Which lines hold the word "that"? Copy each one.

━━━━

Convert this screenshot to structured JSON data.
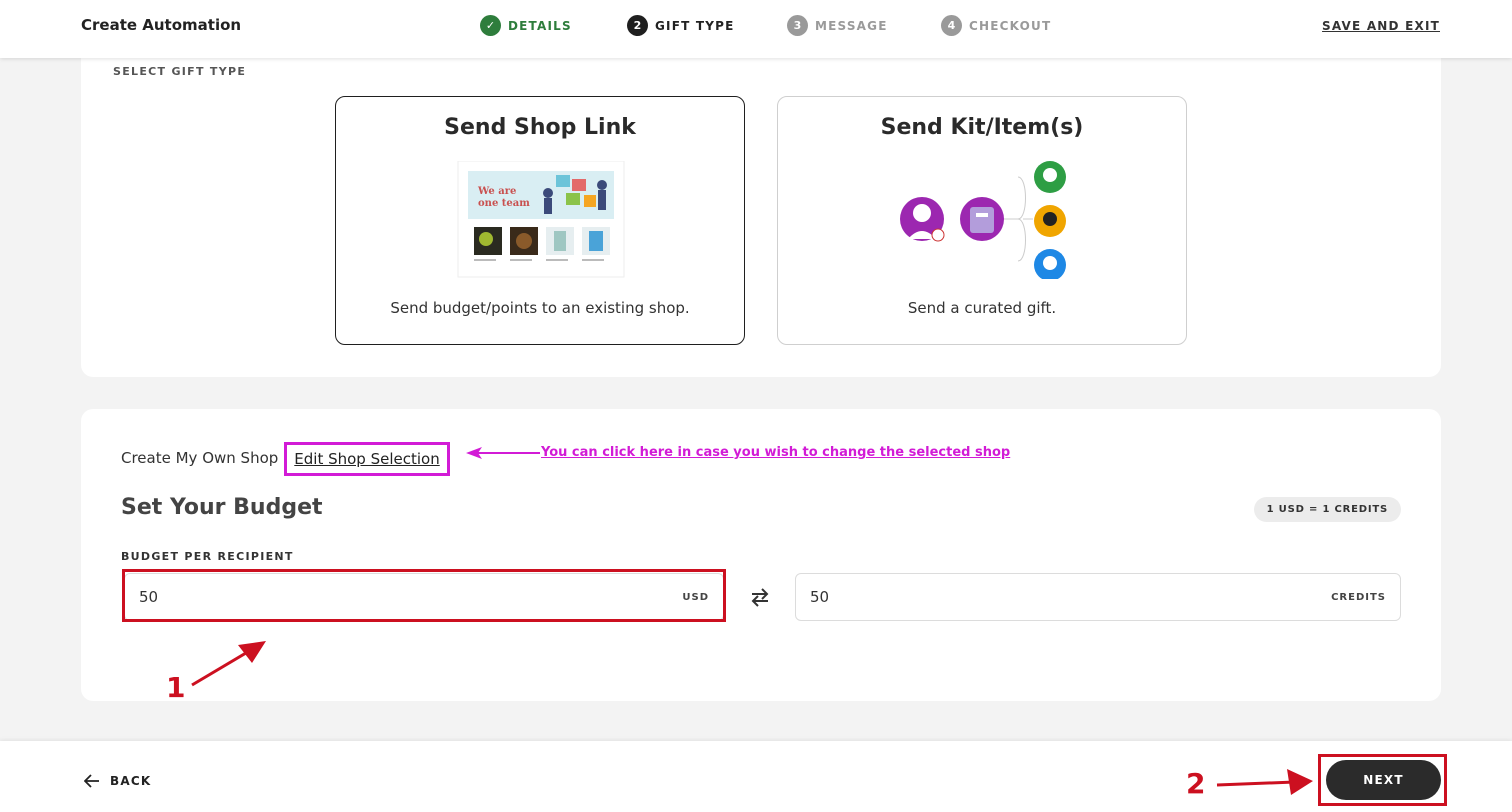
{
  "header": {
    "title": "Create Automation",
    "steps": [
      {
        "num": "✓",
        "label": "DETAILS",
        "state": "done"
      },
      {
        "num": "2",
        "label": "GIFT TYPE",
        "state": "active"
      },
      {
        "num": "3",
        "label": "MESSAGE",
        "state": "todo"
      },
      {
        "num": "4",
        "label": "CHECKOUT",
        "state": "todo"
      }
    ],
    "save_exit": "SAVE AND EXIT"
  },
  "gift_type": {
    "section_label": "SELECT GIFT TYPE",
    "options": [
      {
        "title": "Send Shop Link",
        "description": "Send budget/points to an existing shop.",
        "selected": true,
        "icon": "shop-preview-image"
      },
      {
        "title": "Send Kit/Item(s)",
        "description": "Send a curated gift.",
        "selected": false,
        "icon": "kit-recipients-illustration"
      }
    ],
    "preview": {
      "banner_line1": "We are",
      "banner_line2": "one team"
    }
  },
  "budget": {
    "shop_label": "Create My Own Shop",
    "edit_link": "Edit Shop Selection",
    "annotation_hint": "You can click here in case you wish to change the selected shop",
    "title": "Set Your Budget",
    "rate_badge": "1 USD = 1 CREDITS",
    "field_label": "BUDGET PER RECIPIENT",
    "usd_value": "50",
    "usd_unit": "USD",
    "credits_value": "50",
    "credits_unit": "CREDITS",
    "annotation_step1": "1"
  },
  "footer": {
    "back_label": "BACK",
    "next_label": "NEXT",
    "annotation_step2": "2"
  },
  "colors": {
    "done_green": "#2e7d3c",
    "annotation_magenta": "#d21bd6",
    "annotation_red": "#cc1020"
  }
}
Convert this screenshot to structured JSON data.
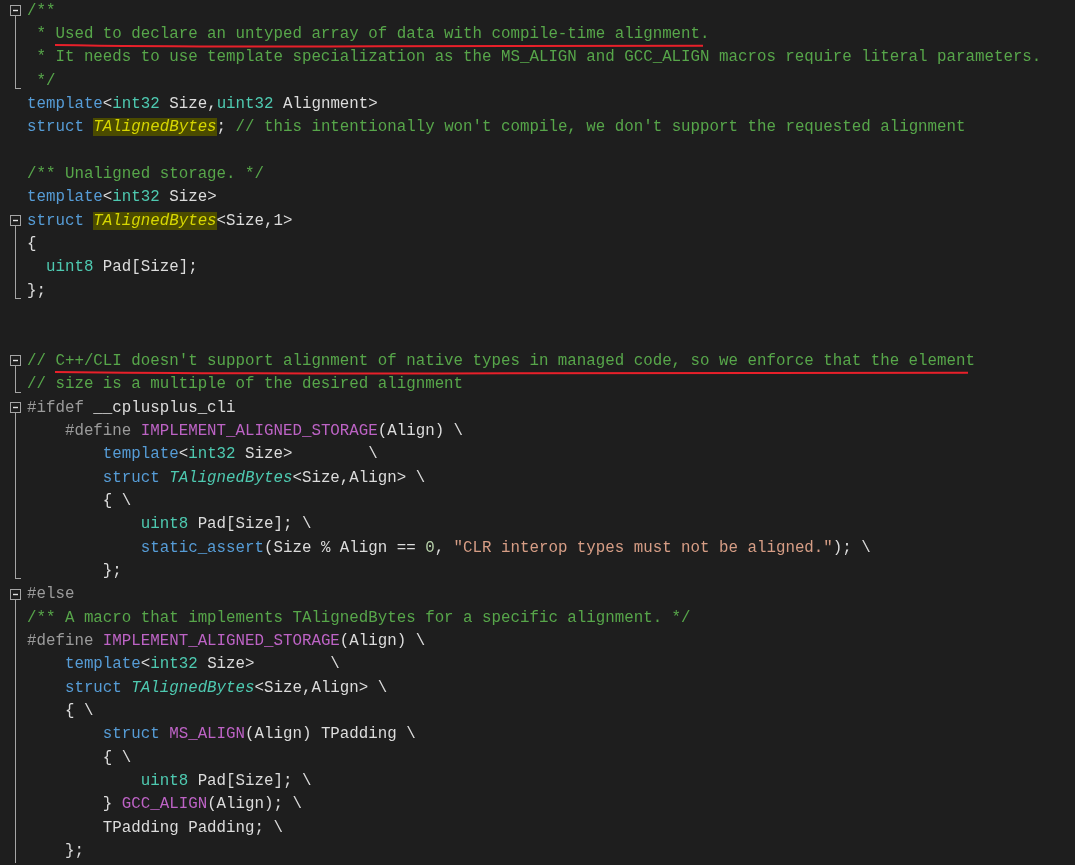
{
  "editor": {
    "lines": [
      {
        "kind": "collapse",
        "tokens": [
          {
            "t": "/**",
            "kind": "cm"
          }
        ]
      },
      {
        "kind": "continue",
        "annotated": true,
        "tokens": [
          {
            "t": " * Used to declare an untyped array of data with compile-time alignment.",
            "kind": "cm"
          }
        ]
      },
      {
        "kind": "continue",
        "tokens": [
          {
            "t": " * It needs to use template specialization as the MS_ALIGN and GCC_ALIGN macros require literal parameters.",
            "kind": "cm"
          }
        ]
      },
      {
        "kind": "end",
        "tokens": [
          {
            "t": " */",
            "kind": "cm"
          }
        ]
      },
      {
        "kind": "plain",
        "tokens": [
          {
            "t": "template",
            "kind": "kw"
          },
          {
            "t": "<",
            "kind": "plain"
          },
          {
            "t": "int32",
            "kind": "type"
          },
          {
            "t": " Size,",
            "kind": "plain"
          },
          {
            "t": "uint32",
            "kind": "type"
          },
          {
            "t": " Alignment>",
            "kind": "plain"
          }
        ]
      },
      {
        "kind": "plain",
        "tokens": [
          {
            "t": "struct ",
            "kind": "kw"
          },
          {
            "t": "TAlignedBytes",
            "kind": "cls",
            "highlighted": true
          },
          {
            "t": "; ",
            "kind": "plain"
          },
          {
            "t": "// this intentionally won't compile, we don't support the requested alignment",
            "kind": "cm"
          }
        ]
      },
      {
        "kind": "blank"
      },
      {
        "kind": "plain",
        "tokens": [
          {
            "t": "/** Unaligned storage. */",
            "kind": "cm"
          }
        ]
      },
      {
        "kind": "plain",
        "tokens": [
          {
            "t": "template",
            "kind": "kw"
          },
          {
            "t": "<",
            "kind": "plain"
          },
          {
            "t": "int32",
            "kind": "type"
          },
          {
            "t": " Size>",
            "kind": "plain"
          }
        ]
      },
      {
        "kind": "collapse",
        "tokens": [
          {
            "t": "struct ",
            "kind": "kw"
          },
          {
            "t": "TAlignedBytes",
            "kind": "cls",
            "highlighted": true
          },
          {
            "t": "<Size,1>",
            "kind": "plain"
          }
        ]
      },
      {
        "kind": "continue",
        "tokens": [
          {
            "t": "{",
            "kind": "plain"
          }
        ]
      },
      {
        "kind": "continue",
        "tokens": [
          {
            "t": "  uint8",
            "kind": "type"
          },
          {
            "t": " Pad[Size];",
            "kind": "plain"
          }
        ]
      },
      {
        "kind": "end",
        "tokens": [
          {
            "t": "};",
            "kind": "plain"
          }
        ]
      },
      {
        "kind": "blank"
      },
      {
        "kind": "blank"
      },
      {
        "kind": "collapse",
        "annotated": true,
        "tokens": [
          {
            "t": "// C++/CLI doesn't support alignment of native types in managed code, so we enforce that the element",
            "kind": "cm"
          }
        ]
      },
      {
        "kind": "end",
        "tokens": [
          {
            "t": "// size is a multiple of the desired alignment",
            "kind": "cm"
          }
        ]
      },
      {
        "kind": "collapse",
        "tokens": [
          {
            "t": "#ifdef ",
            "kind": "pp"
          },
          {
            "t": "__cplusplus_cli",
            "kind": "plain"
          }
        ]
      },
      {
        "kind": "continue",
        "tokens": [
          {
            "t": "    #define ",
            "kind": "pp"
          },
          {
            "t": "IMPLEMENT_ALIGNED_STORAGE",
            "kind": "macro"
          },
          {
            "t": "(Align) \\",
            "kind": "plain"
          }
        ]
      },
      {
        "kind": "continue",
        "tokens": [
          {
            "t": "        template",
            "kind": "kw"
          },
          {
            "t": "<",
            "kind": "plain"
          },
          {
            "t": "int32",
            "kind": "type"
          },
          {
            "t": " Size>        \\",
            "kind": "plain"
          }
        ]
      },
      {
        "kind": "continue",
        "tokens": [
          {
            "t": "        struct ",
            "kind": "kw"
          },
          {
            "t": "TAlignedBytes",
            "kind": "cls",
            "highlighted": false
          },
          {
            "t": "<Size,Align> \\",
            "kind": "plain"
          }
        ]
      },
      {
        "kind": "continue",
        "tokens": [
          {
            "t": "        { \\",
            "kind": "plain"
          }
        ]
      },
      {
        "kind": "continue",
        "tokens": [
          {
            "t": "            uint8",
            "kind": "type"
          },
          {
            "t": " Pad[Size]; \\",
            "kind": "plain"
          }
        ]
      },
      {
        "kind": "continue",
        "tokens": [
          {
            "t": "            static_assert",
            "kind": "kw"
          },
          {
            "t": "(Size % Align == ",
            "kind": "plain"
          },
          {
            "t": "0",
            "kind": "num"
          },
          {
            "t": ", ",
            "kind": "plain"
          },
          {
            "t": "\"CLR interop types must not be aligned.\"",
            "kind": "str"
          },
          {
            "t": "); \\",
            "kind": "plain"
          }
        ]
      },
      {
        "kind": "end",
        "tokens": [
          {
            "t": "        };",
            "kind": "plain"
          }
        ]
      },
      {
        "kind": "collapse",
        "tokens": [
          {
            "t": "#else",
            "kind": "pp"
          }
        ]
      },
      {
        "kind": "continue",
        "tokens": [
          {
            "t": "/** A macro that implements TAlignedBytes for a specific alignment. */",
            "kind": "cm"
          }
        ]
      },
      {
        "kind": "continue",
        "tokens": [
          {
            "t": "#define ",
            "kind": "pp"
          },
          {
            "t": "IMPLEMENT_ALIGNED_STORAGE",
            "kind": "macro"
          },
          {
            "t": "(Align) \\",
            "kind": "plain"
          }
        ]
      },
      {
        "kind": "continue",
        "tokens": [
          {
            "t": "    template",
            "kind": "kw"
          },
          {
            "t": "<",
            "kind": "plain"
          },
          {
            "t": "int32",
            "kind": "type"
          },
          {
            "t": " Size>        \\",
            "kind": "plain"
          }
        ]
      },
      {
        "kind": "continue",
        "tokens": [
          {
            "t": "    struct ",
            "kind": "kw"
          },
          {
            "t": "TAlignedBytes",
            "kind": "cls",
            "highlighted": false
          },
          {
            "t": "<Size,Align> \\",
            "kind": "plain"
          }
        ]
      },
      {
        "kind": "continue",
        "tokens": [
          {
            "t": "    { \\",
            "kind": "plain"
          }
        ]
      },
      {
        "kind": "continue",
        "tokens": [
          {
            "t": "        struct ",
            "kind": "kw"
          },
          {
            "t": "MS_ALIGN",
            "kind": "macro"
          },
          {
            "t": "(Align) TPadding \\",
            "kind": "plain"
          }
        ]
      },
      {
        "kind": "continue",
        "tokens": [
          {
            "t": "        { \\",
            "kind": "plain"
          }
        ]
      },
      {
        "kind": "continue",
        "tokens": [
          {
            "t": "            uint8",
            "kind": "type"
          },
          {
            "t": " Pad[Size]; \\",
            "kind": "plain"
          }
        ]
      },
      {
        "kind": "continue",
        "tokens": [
          {
            "t": "        } ",
            "kind": "plain"
          },
          {
            "t": "GCC_ALIGN",
            "kind": "macro"
          },
          {
            "t": "(Align); \\",
            "kind": "plain"
          }
        ]
      },
      {
        "kind": "continue",
        "tokens": [
          {
            "t": "        TPadding Padding; \\",
            "kind": "plain"
          }
        ]
      },
      {
        "kind": "continue",
        "tokens": [
          {
            "t": "    };",
            "kind": "plain"
          }
        ]
      }
    ]
  }
}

━━━━

Answer for the task →
            "t": "// C++/CLI doesn't support alignment of native types in managed code, so we enforce that the element",
            "t": "/** A macro that implements TAlignedBytes for a specific alignment. */",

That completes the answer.